Reproduce the polyamory forum thread below between "I think that you'll" and "absence of jealousy.", inclusive.

| Excerpt |
+-------+
1 3 Next
Topic: Polyamory
seahawks's photo
Tue 04/24/07 11:37 PM
what and have 2 woman naggin at ya . no thnx. jk.

resserts's photo
Wed 04/25/07 08:37 AM
simplyupsidedown:

I think that you'll find the people who are truly interested in living a
polyamorous lifestyle are extremely secure in themselves, in their
partners, and in the relationships. I don't think you can be successful
and have any serious doubts about your love, their love, the bond of the
relationships, etc. And I think that's probably why it's very rare.
People are too often racked with all sorts of insecurities that it's not
healthy to move beyond the struggle of having a single intimate partner.
In a perfect, idyllic relationship, such love would be possible and
freely given (whether sexual or not). But we live in the real world,
where most people are incapable of such strong intimate emotion and
absence of jealousy.

If you ever find your way into a love triangle as you described, be sure
to let us know how it worked from a first-hand perspective.

izzyva's photo
Wed 04/25/07 11:37 AM
Not all mens want a threesome, In my early 20's while living in
Norfolk, VA and in the military, i shared a apartment with two
wonderfull ladies, we started as friends and end up moving to one room,
it was a great experience, most of the sex was always between two, and i
some ocasions, the 3 of us will participated, It's not a everyday thing,
it was just as a family, They were fights once in a while as a regular
relationship, but they got transfer, we still friends, but we don't talk
about the experience much they are married and have kids.


Izzy
devil

izzyva's photo
Wed 04/25/07 11:38 AM
Everybody can't handle a relationship like that, and everybody have
diferent believed, so pleased don't judge nobody.




Izzy
devil

rozey2680's photo
Wed 04/25/07 11:54 AM
TOO MUCH WORK!!!!

Besides I only have room for one in my heart!!!! :wink: bigsmile

Blackbird's photo
Wed 04/25/07 11:58 AM
I've known people that polyamory works very well for and encourage it
for those it works for. It is SAD when someone confuses multiple loves
for multiple sex partners though...
+-------+
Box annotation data

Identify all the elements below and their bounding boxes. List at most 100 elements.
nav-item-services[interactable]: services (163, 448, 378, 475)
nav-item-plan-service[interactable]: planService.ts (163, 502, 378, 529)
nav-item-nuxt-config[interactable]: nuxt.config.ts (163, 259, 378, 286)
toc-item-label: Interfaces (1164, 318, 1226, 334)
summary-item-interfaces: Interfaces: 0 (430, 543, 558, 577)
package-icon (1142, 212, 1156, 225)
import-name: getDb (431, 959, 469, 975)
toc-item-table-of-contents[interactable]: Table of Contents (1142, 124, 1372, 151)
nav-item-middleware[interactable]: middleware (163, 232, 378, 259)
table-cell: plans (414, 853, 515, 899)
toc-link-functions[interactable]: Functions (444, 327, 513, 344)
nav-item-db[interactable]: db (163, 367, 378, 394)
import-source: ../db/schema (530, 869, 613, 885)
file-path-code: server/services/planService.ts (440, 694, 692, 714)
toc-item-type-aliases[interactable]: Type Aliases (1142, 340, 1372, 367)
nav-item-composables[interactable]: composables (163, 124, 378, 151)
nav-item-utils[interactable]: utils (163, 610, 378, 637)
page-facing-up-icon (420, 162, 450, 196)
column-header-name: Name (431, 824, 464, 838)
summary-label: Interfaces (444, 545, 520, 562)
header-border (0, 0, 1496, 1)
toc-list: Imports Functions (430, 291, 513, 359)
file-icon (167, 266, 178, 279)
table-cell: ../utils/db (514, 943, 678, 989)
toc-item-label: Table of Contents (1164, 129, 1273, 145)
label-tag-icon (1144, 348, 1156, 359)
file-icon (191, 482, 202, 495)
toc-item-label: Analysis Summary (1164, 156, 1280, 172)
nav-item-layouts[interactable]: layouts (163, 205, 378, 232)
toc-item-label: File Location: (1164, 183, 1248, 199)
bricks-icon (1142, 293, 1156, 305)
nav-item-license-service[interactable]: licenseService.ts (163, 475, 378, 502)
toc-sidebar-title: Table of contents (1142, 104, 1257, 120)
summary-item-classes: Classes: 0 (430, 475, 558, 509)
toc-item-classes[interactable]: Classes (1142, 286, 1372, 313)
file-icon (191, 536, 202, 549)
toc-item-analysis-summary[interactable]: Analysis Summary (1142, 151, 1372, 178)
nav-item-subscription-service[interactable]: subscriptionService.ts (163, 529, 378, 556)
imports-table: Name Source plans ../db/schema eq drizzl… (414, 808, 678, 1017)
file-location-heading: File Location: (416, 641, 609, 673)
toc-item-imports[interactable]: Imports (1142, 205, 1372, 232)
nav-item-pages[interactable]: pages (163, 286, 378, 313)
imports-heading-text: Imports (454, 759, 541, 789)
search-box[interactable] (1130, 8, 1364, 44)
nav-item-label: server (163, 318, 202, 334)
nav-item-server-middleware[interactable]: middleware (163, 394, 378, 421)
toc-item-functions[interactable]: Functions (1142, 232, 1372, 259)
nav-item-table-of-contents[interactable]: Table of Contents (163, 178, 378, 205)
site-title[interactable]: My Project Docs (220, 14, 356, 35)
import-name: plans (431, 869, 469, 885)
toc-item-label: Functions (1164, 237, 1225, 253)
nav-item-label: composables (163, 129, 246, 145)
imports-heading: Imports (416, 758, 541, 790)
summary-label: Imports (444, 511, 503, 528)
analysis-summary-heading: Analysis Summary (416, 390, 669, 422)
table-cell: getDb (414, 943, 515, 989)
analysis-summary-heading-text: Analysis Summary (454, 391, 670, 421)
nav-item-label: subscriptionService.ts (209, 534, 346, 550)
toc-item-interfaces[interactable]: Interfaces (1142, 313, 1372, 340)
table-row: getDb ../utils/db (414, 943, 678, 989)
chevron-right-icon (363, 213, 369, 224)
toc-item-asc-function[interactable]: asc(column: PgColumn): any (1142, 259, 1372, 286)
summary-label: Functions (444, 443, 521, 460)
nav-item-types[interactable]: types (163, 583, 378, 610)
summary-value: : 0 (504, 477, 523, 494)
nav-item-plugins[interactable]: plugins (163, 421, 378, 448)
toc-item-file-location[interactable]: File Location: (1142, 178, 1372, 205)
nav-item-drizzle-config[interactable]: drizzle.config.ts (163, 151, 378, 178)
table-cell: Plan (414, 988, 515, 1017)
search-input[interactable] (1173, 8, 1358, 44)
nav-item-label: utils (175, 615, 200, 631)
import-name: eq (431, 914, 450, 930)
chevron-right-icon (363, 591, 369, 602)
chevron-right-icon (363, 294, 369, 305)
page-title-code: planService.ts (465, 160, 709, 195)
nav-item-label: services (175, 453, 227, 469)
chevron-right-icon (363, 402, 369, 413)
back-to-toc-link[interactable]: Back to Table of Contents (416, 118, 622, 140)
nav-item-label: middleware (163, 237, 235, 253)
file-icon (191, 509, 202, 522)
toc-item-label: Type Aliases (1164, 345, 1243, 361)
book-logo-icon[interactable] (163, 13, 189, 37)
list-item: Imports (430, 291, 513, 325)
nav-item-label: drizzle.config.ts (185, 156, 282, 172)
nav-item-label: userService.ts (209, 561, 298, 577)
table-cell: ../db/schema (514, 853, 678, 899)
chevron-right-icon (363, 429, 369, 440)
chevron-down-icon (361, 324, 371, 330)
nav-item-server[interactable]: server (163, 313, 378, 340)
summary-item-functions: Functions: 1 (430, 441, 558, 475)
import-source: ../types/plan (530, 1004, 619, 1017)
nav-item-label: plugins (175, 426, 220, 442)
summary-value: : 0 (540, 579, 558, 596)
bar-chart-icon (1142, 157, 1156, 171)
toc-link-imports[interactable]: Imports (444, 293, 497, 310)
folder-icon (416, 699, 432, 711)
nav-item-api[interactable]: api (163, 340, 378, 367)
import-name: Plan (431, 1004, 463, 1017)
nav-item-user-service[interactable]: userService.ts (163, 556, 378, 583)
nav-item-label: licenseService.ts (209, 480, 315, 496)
+-------+
| Written reply |
I think that you'll find the people who are truly interested in living a
polyamorous lifestyle are extremely secure in themselves, in their
partners, and in the relationships. I don't think you can be successful
and have any serious doubts about your love, their love, the bond of the
relationships, etc. And I think that's probably why it's very rare.
People are too often racked with all sorts of insecurities that it's not
healthy to move beyond the struggle of having a single intimate partner.
In a perfect, idyllic relationship, such love would be possible and
freely given (whether sexual or not). But we live in the real world,
where most people are incapable of such strong intimate emotion and
absence of jealousy.